[DATASET RECORDS start]

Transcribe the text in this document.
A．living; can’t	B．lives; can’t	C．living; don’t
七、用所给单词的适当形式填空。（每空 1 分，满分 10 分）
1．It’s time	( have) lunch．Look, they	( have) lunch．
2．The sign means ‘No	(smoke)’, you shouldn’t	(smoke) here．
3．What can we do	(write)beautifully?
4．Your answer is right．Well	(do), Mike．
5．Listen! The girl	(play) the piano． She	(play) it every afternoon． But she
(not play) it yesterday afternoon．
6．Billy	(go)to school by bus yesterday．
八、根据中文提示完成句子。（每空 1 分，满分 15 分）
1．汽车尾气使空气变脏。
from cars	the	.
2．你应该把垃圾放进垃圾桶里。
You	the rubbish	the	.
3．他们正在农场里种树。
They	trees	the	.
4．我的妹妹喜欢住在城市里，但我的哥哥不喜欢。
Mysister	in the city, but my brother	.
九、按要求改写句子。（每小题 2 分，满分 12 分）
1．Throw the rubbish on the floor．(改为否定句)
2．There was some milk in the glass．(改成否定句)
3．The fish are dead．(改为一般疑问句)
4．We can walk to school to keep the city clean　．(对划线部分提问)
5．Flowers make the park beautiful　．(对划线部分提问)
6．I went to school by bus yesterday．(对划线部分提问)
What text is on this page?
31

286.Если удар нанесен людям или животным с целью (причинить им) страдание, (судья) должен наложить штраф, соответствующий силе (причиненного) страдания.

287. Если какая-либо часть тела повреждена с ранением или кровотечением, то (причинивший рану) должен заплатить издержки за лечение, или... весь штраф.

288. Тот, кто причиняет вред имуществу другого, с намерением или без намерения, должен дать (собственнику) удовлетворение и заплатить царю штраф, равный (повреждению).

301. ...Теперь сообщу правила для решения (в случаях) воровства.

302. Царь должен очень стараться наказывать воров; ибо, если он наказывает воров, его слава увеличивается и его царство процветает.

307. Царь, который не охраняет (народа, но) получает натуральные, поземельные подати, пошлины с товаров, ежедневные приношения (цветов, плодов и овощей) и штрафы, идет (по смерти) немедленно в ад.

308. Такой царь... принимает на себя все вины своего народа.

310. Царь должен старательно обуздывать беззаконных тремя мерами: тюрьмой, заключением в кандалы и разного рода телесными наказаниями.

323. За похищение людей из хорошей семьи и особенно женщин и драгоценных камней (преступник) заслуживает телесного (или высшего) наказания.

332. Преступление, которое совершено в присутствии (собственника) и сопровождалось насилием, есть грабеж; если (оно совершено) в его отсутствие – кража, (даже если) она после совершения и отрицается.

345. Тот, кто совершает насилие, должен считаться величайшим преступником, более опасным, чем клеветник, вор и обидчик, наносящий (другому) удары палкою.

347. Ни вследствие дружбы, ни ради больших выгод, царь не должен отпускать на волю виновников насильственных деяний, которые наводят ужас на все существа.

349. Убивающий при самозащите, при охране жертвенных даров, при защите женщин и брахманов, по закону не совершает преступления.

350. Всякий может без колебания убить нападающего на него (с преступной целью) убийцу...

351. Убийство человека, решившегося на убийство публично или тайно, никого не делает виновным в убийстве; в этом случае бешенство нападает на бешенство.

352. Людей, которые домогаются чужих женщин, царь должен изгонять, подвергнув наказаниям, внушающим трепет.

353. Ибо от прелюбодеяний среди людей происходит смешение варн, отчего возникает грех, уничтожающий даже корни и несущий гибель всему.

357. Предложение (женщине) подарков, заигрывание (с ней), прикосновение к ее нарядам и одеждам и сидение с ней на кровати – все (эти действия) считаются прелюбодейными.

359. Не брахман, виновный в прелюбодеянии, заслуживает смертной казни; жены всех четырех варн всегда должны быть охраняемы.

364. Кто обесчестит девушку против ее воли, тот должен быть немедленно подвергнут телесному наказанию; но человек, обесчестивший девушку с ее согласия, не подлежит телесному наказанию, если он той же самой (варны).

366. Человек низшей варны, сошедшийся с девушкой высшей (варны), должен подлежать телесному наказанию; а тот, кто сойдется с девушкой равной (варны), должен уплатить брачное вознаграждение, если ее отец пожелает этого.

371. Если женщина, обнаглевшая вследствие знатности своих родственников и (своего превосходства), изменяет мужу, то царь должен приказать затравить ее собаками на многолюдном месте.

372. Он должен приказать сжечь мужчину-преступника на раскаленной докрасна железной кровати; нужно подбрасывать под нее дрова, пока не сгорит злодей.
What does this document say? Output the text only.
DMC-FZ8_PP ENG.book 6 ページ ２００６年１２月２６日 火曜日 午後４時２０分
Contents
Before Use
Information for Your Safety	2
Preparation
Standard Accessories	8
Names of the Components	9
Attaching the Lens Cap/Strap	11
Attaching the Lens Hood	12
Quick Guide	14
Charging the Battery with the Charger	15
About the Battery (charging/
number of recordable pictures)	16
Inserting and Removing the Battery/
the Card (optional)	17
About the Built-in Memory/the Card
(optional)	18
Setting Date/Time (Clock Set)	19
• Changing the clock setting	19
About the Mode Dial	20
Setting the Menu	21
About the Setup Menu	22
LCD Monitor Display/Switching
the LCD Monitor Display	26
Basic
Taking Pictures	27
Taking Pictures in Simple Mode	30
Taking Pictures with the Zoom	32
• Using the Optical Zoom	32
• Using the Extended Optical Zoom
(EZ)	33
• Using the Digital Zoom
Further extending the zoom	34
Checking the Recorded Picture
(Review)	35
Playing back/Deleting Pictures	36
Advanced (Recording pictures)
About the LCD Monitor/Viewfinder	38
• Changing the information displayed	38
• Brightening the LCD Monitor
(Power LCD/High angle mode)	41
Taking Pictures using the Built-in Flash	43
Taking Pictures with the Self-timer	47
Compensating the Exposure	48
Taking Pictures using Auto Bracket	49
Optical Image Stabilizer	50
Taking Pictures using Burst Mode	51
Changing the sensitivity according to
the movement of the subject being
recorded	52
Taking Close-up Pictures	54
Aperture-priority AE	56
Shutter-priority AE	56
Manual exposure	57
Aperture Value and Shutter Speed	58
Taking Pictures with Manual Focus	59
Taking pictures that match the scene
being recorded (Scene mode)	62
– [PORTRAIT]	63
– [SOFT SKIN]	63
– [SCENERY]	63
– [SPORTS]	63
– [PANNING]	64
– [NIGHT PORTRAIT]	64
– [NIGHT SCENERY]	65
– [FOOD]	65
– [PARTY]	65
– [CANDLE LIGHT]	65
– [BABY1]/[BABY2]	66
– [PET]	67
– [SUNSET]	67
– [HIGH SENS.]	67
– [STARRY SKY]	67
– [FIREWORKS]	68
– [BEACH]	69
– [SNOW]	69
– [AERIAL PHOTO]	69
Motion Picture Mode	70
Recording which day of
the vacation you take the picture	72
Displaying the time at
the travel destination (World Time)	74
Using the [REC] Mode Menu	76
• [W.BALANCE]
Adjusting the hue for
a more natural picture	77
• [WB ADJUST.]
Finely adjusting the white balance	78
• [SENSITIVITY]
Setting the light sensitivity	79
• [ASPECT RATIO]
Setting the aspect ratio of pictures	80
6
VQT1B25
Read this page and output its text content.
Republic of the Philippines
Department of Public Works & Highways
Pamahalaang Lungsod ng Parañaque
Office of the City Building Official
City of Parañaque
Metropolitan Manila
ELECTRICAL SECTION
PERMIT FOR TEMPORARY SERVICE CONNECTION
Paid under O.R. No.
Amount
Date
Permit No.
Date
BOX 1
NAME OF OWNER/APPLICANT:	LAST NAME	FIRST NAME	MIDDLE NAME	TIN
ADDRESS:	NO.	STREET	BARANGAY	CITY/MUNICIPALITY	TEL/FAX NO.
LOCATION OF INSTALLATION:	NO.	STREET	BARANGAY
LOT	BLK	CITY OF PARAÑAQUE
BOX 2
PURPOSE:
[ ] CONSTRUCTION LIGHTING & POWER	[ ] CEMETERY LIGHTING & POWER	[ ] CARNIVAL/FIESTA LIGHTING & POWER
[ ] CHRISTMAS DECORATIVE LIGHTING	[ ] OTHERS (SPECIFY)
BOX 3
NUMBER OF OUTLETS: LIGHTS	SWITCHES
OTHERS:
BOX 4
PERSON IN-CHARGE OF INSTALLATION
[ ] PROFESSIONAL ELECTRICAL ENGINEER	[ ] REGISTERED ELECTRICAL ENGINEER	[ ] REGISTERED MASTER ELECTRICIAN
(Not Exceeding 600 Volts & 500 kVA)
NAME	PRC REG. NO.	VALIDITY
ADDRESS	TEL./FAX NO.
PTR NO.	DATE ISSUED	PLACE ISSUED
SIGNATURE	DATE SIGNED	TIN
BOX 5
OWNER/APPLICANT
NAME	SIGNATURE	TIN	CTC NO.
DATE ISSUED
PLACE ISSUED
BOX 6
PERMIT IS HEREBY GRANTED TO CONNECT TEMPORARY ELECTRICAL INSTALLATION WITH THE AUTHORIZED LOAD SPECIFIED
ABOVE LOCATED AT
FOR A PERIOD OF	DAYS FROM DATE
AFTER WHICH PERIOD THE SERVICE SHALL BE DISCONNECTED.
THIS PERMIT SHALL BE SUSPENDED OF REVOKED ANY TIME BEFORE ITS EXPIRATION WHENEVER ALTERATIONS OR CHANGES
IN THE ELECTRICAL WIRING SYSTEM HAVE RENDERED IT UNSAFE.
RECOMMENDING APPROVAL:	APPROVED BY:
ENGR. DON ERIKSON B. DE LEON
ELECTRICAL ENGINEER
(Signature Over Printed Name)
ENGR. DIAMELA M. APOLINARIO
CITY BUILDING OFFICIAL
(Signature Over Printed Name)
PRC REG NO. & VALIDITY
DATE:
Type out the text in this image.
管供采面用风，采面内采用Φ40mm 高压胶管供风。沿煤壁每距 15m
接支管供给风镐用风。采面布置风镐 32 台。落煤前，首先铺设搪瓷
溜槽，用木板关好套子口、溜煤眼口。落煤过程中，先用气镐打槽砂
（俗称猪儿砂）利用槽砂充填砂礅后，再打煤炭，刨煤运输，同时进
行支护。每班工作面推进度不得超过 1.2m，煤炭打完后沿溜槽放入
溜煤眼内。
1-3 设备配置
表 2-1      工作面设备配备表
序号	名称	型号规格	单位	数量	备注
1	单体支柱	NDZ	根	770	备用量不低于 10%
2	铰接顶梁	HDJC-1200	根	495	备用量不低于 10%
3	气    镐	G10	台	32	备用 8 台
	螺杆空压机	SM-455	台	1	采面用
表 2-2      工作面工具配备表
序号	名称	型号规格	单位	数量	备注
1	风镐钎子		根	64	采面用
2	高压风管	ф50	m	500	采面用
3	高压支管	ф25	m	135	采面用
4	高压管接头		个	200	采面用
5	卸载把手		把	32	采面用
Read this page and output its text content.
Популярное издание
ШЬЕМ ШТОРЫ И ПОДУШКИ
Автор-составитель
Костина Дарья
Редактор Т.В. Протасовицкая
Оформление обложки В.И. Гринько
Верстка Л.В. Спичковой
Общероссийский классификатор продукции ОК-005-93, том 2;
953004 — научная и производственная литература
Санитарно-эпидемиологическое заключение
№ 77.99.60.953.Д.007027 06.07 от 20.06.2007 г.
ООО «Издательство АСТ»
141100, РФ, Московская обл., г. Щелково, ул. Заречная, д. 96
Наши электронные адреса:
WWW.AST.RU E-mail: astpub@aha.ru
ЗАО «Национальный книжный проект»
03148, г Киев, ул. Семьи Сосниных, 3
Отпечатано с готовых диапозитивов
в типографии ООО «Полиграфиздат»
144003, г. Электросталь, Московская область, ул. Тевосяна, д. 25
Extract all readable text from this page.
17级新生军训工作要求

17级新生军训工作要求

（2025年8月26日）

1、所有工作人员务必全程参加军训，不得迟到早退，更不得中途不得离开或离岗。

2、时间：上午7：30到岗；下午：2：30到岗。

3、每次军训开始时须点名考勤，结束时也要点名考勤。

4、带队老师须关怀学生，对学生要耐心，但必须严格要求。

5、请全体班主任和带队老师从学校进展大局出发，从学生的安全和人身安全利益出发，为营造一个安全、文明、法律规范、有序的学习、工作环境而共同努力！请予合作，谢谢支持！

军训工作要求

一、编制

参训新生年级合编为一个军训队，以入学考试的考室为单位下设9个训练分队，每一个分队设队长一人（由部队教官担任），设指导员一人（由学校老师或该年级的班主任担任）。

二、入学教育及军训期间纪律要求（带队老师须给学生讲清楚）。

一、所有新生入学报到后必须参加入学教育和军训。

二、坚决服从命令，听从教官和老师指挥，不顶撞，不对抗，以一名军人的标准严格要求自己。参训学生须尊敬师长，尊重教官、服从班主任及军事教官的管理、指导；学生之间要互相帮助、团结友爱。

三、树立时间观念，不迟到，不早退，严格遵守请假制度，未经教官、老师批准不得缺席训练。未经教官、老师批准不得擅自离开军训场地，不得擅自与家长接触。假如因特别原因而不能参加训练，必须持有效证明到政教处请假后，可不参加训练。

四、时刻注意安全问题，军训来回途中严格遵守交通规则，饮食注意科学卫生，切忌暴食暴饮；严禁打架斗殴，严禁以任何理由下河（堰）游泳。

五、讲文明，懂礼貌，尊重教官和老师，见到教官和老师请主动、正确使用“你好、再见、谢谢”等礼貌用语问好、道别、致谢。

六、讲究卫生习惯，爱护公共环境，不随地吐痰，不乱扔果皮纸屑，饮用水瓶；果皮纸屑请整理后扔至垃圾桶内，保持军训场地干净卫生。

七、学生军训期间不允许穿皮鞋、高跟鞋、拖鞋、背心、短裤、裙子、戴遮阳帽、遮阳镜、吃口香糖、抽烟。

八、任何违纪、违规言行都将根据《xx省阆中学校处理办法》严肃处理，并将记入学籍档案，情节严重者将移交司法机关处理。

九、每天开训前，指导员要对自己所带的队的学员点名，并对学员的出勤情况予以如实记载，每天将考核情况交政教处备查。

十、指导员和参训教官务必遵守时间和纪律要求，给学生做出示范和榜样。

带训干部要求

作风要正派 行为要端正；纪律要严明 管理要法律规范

[DATASET RECORDS end]

CHALLENGE:
Extract, verbatim, the lines from the one containing "Extract all readable text from this page." through the last line of the listing above.

RESULT FOR THIS TASK:
Extract all readable text from this page.
17级新生军训工作要求

17级新生军训工作要求

（2025年8月26日）

1、所有工作人员务必全程参加军训，不得迟到早退，更不得中途不得离开或离岗。

2、时间：上午7：30到岗；下午：2：30到岗。

3、每次军训开始时须点名考勤，结束时也要点名考勤。

4、带队老师须关怀学生，对学生要耐心，但必须严格要求。

5、请全体班主任和带队老师从学校进展大局出发，从学生的安全和人身安全利益出发，为营造一个安全、文明、法律规范、有序的学习、工作环境而共同努力！请予合作，谢谢支持！

军训工作要求

一、编制

参训新生年级合编为一个军训队，以入学考试的考室为单位下设9个训练分队，每一个分队设队长一人（由部队教官担任），设指导员一人（由学校老师或该年级的班主任担任）。

二、入学教育及军训期间纪律要求（带队老师须给学生讲清楚）。

一、所有新生入学报到后必须参加入学教育和军训。

二、坚决服从命令，听从教官和老师指挥，不顶撞，不对抗，以一名军人的标准严格要求自己。参训学生须尊敬师长，尊重教官、服从班主任及军事教官的管理、指导；学生之间要互相帮助、团结友爱。

三、树立时间观念，不迟到，不早退，严格遵守请假制度，未经教官、老师批准不得缺席训练。未经教官、老师批准不得擅自离开军训场地，不得擅自与家长接触。假如因特别原因而不能参加训练，必须持有效证明到政教处请假后，可不参加训练。

四、时刻注意安全问题，军训来回途中严格遵守交通规则，饮食注意科学卫生，切忌暴食暴饮；严禁打架斗殴，严禁以任何理由下河（堰）游泳。

五、讲文明，懂礼貌，尊重教官和老师，见到教官和老师请主动、正确使用“你好、再见、谢谢”等礼貌用语问好、道别、致谢。

六、讲究卫生习惯，爱护公共环境，不随地吐痰，不乱扔果皮纸屑，饮用水瓶；果皮纸屑请整理后扔至垃圾桶内，保持军训场地干净卫生。

七、学生军训期间不允许穿皮鞋、高跟鞋、拖鞋、背心、短裤、裙子、戴遮阳帽、遮阳镜、吃口香糖、抽烟。

八、任何违纪、违规言行都将根据《xx省阆中学校处理办法》严肃处理，并将记入学籍档案，情节严重者将移交司法机关处理。

九、每天开训前，指导员要对自己所带的队的学员点名，并对学员的出勤情况予以如实记载，每天将考核情况交政教处备查。

十、指导员和参训教官务必遵守时间和纪律要求，给学生做出示范和榜样。

带训干部要求

作风要正派 行为要端正；纪律要严明 管理要法律规范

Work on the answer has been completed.